+++ SOURCE RECORDS

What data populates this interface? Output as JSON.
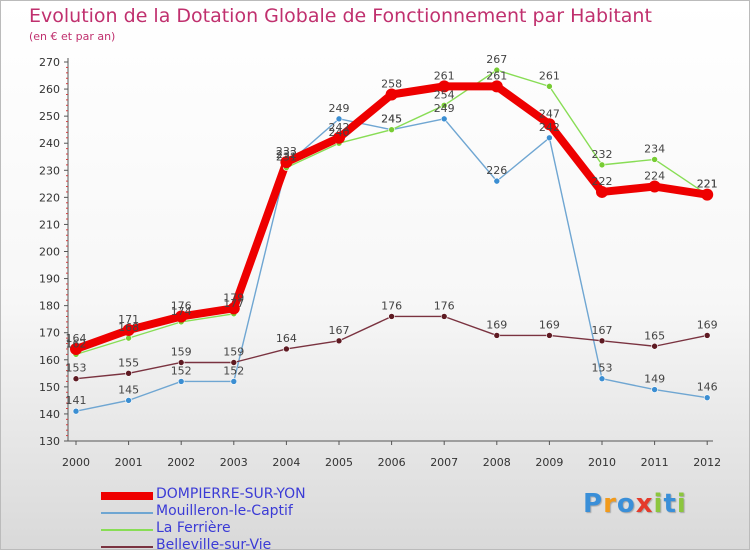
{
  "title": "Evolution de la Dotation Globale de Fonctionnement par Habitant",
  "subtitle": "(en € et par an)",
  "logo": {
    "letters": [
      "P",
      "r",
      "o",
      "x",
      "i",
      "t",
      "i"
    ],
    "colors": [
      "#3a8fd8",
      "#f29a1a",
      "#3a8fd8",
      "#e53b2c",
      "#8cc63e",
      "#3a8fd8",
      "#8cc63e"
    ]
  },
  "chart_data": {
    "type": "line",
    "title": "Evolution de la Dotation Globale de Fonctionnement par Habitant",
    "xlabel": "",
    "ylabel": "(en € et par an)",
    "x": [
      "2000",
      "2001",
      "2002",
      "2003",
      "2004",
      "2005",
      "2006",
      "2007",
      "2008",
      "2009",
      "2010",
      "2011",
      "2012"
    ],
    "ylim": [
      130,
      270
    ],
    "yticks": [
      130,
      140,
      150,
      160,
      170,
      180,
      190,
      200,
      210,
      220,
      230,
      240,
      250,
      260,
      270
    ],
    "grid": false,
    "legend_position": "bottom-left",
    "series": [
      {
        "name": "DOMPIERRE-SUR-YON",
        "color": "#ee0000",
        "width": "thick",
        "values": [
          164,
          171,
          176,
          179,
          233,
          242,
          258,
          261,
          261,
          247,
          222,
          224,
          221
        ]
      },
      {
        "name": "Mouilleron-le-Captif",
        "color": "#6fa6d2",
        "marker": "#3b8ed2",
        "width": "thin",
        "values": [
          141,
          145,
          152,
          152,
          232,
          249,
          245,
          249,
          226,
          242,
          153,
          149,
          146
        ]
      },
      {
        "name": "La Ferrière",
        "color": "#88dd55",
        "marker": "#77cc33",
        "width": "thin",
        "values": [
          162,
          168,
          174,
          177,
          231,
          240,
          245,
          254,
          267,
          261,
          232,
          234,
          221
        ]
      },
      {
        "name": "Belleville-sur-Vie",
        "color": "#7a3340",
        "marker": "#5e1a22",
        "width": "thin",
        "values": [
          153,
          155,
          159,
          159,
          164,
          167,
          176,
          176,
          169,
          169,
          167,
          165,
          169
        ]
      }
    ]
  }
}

++++++

Images should not appear in the copy; retype the listing above exactly.

What data populates this interface? Output as JSON.
{
  "title": "Evolution de la Dotation Globale de Fonctionnement par Habitant",
  "subtitle": "(en € et par an)",
  "logo": {
    "letters": [
      "P",
      "r",
      "o",
      "x",
      "i",
      "t",
      "i"
    ],
    "colors": [
      "#3a8fd8",
      "#f29a1a",
      "#3a8fd8",
      "#e53b2c",
      "#8cc63e",
      "#3a8fd8",
      "#8cc63e"
    ]
  },
  "chart_data": {
    "type": "line",
    "title": "Evolution de la Dotation Globale de Fonctionnement par Habitant",
    "xlabel": "",
    "ylabel": "(en € et par an)",
    "x": [
      "2000",
      "2001",
      "2002",
      "2003",
      "2004",
      "2005",
      "2006",
      "2007",
      "2008",
      "2009",
      "2010",
      "2011",
      "2012"
    ],
    "ylim": [
      130,
      270
    ],
    "yticks": [
      130,
      140,
      150,
      160,
      170,
      180,
      190,
      200,
      210,
      220,
      230,
      240,
      250,
      260,
      270
    ],
    "grid": false,
    "legend_position": "bottom-left",
    "series": [
      {
        "name": "DOMPIERRE-SUR-YON",
        "color": "#ee0000",
        "width": "thick",
        "values": [
          164,
          171,
          176,
          179,
          233,
          242,
          258,
          261,
          261,
          247,
          222,
          224,
          221
        ]
      },
      {
        "name": "Mouilleron-le-Captif",
        "color": "#6fa6d2",
        "marker": "#3b8ed2",
        "width": "thin",
        "values": [
          141,
          145,
          152,
          152,
          232,
          249,
          245,
          249,
          226,
          242,
          153,
          149,
          146
        ]
      },
      {
        "name": "La Ferrière",
        "color": "#88dd55",
        "marker": "#77cc33",
        "width": "thin",
        "values": [
          162,
          168,
          174,
          177,
          231,
          240,
          245,
          254,
          267,
          261,
          232,
          234,
          221
        ]
      },
      {
        "name": "Belleville-sur-Vie",
        "color": "#7a3340",
        "marker": "#5e1a22",
        "width": "thin",
        "values": [
          153,
          155,
          159,
          159,
          164,
          167,
          176,
          176,
          169,
          169,
          167,
          165,
          169
        ]
      }
    ]
  }
}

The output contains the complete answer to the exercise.